begin Material shown

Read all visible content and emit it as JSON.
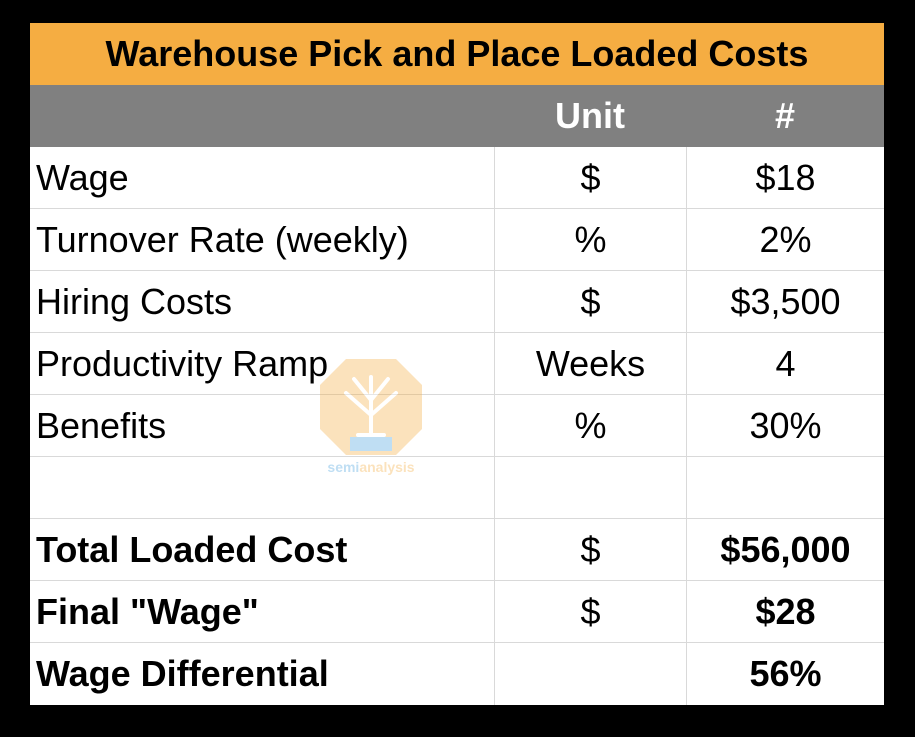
{
  "title": "Warehouse Pick and Place Loaded Costs",
  "header": {
    "label": "",
    "unit": "Unit",
    "value": "#"
  },
  "rows": [
    {
      "label": "Wage",
      "unit": "$",
      "value": "$18"
    },
    {
      "label": "Turnover Rate (weekly)",
      "unit": "%",
      "value": "2%"
    },
    {
      "label": "Hiring Costs",
      "unit": "$",
      "value": "$3,500"
    },
    {
      "label": "Productivity Ramp",
      "unit": "Weeks",
      "value": "4"
    },
    {
      "label": "Benefits",
      "unit": "%",
      "value": "30%"
    },
    {
      "label": "",
      "unit": "",
      "value": ""
    },
    {
      "label": "Total Loaded Cost",
      "unit": "$",
      "value": "$56,000"
    },
    {
      "label": "Final \"Wage\"",
      "unit": "$",
      "value": "$28"
    },
    {
      "label": "Wage Differential",
      "unit": "",
      "value": "56%"
    }
  ],
  "watermark": {
    "text_part1": "semi",
    "text_part2": "analysis"
  },
  "colors": {
    "title_bg": "#f5ad42",
    "header_bg": "#808080",
    "frame": "#000000"
  }
}
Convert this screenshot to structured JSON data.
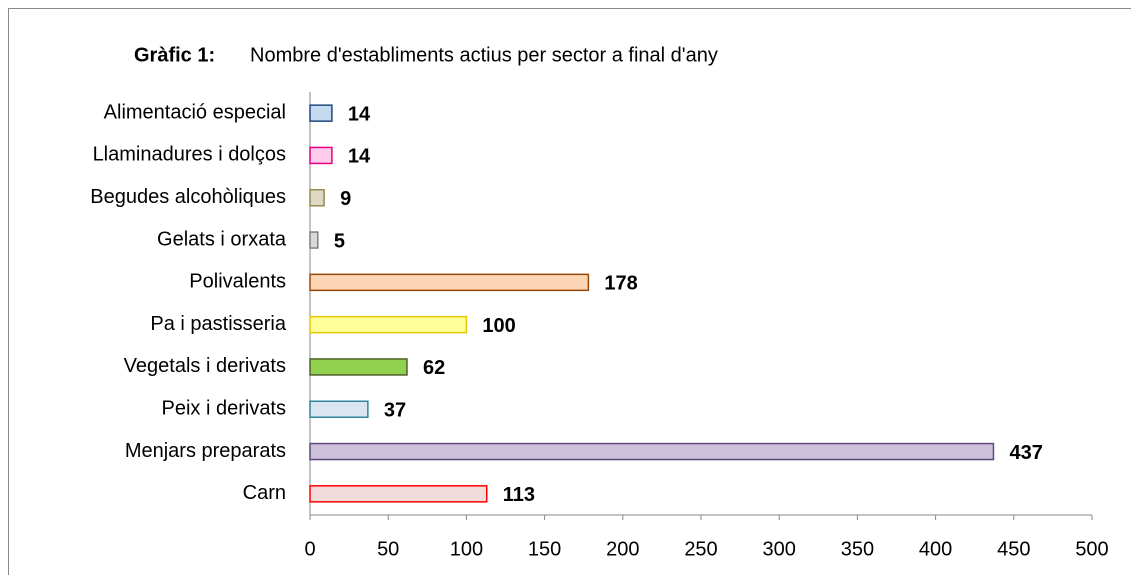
{
  "chart_data": {
    "type": "bar",
    "orientation": "horizontal",
    "title_label": "Gràfic 1:",
    "title": "Nombre d'establiments actius per sector a final d'any",
    "categories": [
      "Alimentació especial",
      "Llaminadures i dolços",
      "Begudes alcohòliques",
      "Gelats i orxata",
      "Polivalents",
      "Pa i pastisseria",
      "Vegetals i derivats",
      "Peix i derivats",
      "Menjars preparats",
      "Carn"
    ],
    "values": [
      14,
      14,
      9,
      5,
      178,
      100,
      62,
      37,
      437,
      113
    ],
    "colors": [
      "#c5d9f1",
      "#ffccee",
      "#ddd9c4",
      "#d9d9d9",
      "#fcd5b4",
      "#ffff99",
      "#92d050",
      "#dbe5f1",
      "#ccc0da",
      "#f2dcdb"
    ],
    "edgecolors": [
      "#1f497d",
      "#e6007e",
      "#948a54",
      "#7f7f7f",
      "#984807",
      "#e6c800",
      "#4f6228",
      "#31859c",
      "#5f497a",
      "#ff0000"
    ],
    "xlim": [
      0,
      500
    ],
    "xticks": [
      0,
      50,
      100,
      150,
      200,
      250,
      300,
      350,
      400,
      450,
      500
    ],
    "grid": false
  }
}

end Material shown

Reproduce the material word for word. Any pictures should be left out of the copy.

The response:
Read all visible content and emit it as JSON.
{
  "title": "Warehouse Pick and Place Loaded Costs",
  "header": {
    "label": "",
    "unit": "Unit",
    "value": "#"
  },
  "rows": [
    {
      "label": "Wage",
      "unit": "$",
      "value": "$18"
    },
    {
      "label": "Turnover Rate (weekly)",
      "unit": "%",
      "value": "2%"
    },
    {
      "label": "Hiring Costs",
      "unit": "$",
      "value": "$3,500"
    },
    {
      "label": "Productivity Ramp",
      "unit": "Weeks",
      "value": "4"
    },
    {
      "label": "Benefits",
      "unit": "%",
      "value": "30%"
    },
    {
      "label": "",
      "unit": "",
      "value": ""
    },
    {
      "label": "Total Loaded Cost",
      "unit": "$",
      "value": "$56,000"
    },
    {
      "label": "Final \"Wage\"",
      "unit": "$",
      "value": "$28"
    },
    {
      "label": "Wage Differential",
      "unit": "",
      "value": "56%"
    }
  ],
  "watermark": {
    "text_part1": "semi",
    "text_part2": "analysis"
  },
  "colors": {
    "title_bg": "#f5ad42",
    "header_bg": "#808080",
    "frame": "#000000"
  }
}
Convert this screenshot to structured JSON data.
{
  "chart_data": {
    "type": "bar",
    "orientation": "horizontal",
    "title_label": "Gràfic 1:",
    "title": "Nombre d'establiments actius per sector a final d'any",
    "categories": [
      "Alimentació especial",
      "Llaminadures i dolços",
      "Begudes alcohòliques",
      "Gelats i orxata",
      "Polivalents",
      "Pa i pastisseria",
      "Vegetals i derivats",
      "Peix i derivats",
      "Menjars preparats",
      "Carn"
    ],
    "values": [
      14,
      14,
      9,
      5,
      178,
      100,
      62,
      37,
      437,
      113
    ],
    "colors": [
      "#c5d9f1",
      "#ffccee",
      "#ddd9c4",
      "#d9d9d9",
      "#fcd5b4",
      "#ffff99",
      "#92d050",
      "#dbe5f1",
      "#ccc0da",
      "#f2dcdb"
    ],
    "edgecolors": [
      "#1f497d",
      "#e6007e",
      "#948a54",
      "#7f7f7f",
      "#984807",
      "#e6c800",
      "#4f6228",
      "#31859c",
      "#5f497a",
      "#ff0000"
    ],
    "xlim": [
      0,
      500
    ],
    "xticks": [
      0,
      50,
      100,
      150,
      200,
      250,
      300,
      350,
      400,
      450,
      500
    ],
    "grid": false
  }
}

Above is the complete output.